[START]

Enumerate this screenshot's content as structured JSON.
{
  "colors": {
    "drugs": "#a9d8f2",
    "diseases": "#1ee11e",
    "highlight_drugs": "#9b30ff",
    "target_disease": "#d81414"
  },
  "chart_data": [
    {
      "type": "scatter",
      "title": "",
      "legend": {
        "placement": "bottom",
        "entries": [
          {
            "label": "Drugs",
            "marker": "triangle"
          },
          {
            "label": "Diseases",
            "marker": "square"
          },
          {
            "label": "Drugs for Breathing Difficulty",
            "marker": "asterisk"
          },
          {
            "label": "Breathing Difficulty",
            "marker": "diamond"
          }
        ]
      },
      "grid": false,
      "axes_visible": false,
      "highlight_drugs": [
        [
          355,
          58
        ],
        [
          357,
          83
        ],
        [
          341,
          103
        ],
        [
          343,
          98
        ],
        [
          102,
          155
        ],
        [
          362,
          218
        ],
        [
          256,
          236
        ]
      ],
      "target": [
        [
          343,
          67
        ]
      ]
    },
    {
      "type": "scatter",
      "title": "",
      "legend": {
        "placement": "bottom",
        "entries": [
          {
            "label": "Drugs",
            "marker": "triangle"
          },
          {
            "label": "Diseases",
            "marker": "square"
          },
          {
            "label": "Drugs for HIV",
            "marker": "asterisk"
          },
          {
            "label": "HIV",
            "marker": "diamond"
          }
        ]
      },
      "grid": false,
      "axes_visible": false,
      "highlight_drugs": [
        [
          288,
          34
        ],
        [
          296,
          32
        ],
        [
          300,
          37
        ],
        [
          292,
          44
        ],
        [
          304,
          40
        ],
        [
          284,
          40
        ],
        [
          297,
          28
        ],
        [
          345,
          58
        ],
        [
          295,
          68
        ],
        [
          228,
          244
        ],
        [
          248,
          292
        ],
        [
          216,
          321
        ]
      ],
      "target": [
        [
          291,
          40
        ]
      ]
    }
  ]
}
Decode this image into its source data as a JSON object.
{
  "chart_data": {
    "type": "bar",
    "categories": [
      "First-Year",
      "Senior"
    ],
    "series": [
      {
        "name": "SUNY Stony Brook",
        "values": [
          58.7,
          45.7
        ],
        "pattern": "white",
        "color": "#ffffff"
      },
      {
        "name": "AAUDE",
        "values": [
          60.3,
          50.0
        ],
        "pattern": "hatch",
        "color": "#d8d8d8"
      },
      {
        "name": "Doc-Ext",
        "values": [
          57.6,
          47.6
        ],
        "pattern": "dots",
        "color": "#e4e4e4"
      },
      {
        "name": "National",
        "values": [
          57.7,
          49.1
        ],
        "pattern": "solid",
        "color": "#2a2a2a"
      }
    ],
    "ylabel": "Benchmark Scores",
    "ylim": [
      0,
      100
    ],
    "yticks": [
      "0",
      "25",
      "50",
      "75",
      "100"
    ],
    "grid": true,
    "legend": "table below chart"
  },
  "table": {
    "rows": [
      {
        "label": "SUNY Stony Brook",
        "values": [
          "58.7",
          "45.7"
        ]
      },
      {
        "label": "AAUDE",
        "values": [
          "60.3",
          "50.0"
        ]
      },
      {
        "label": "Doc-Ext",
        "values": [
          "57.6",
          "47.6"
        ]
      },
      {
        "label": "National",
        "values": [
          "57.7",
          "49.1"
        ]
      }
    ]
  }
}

[END]

** WHAT TO PRODUCE **
Pick each line holding the word "Brook" out of the listing.

** FULL ANSWER **
        "name": "SUNY Stony Brook",
        "label": "SUNY Stony Brook",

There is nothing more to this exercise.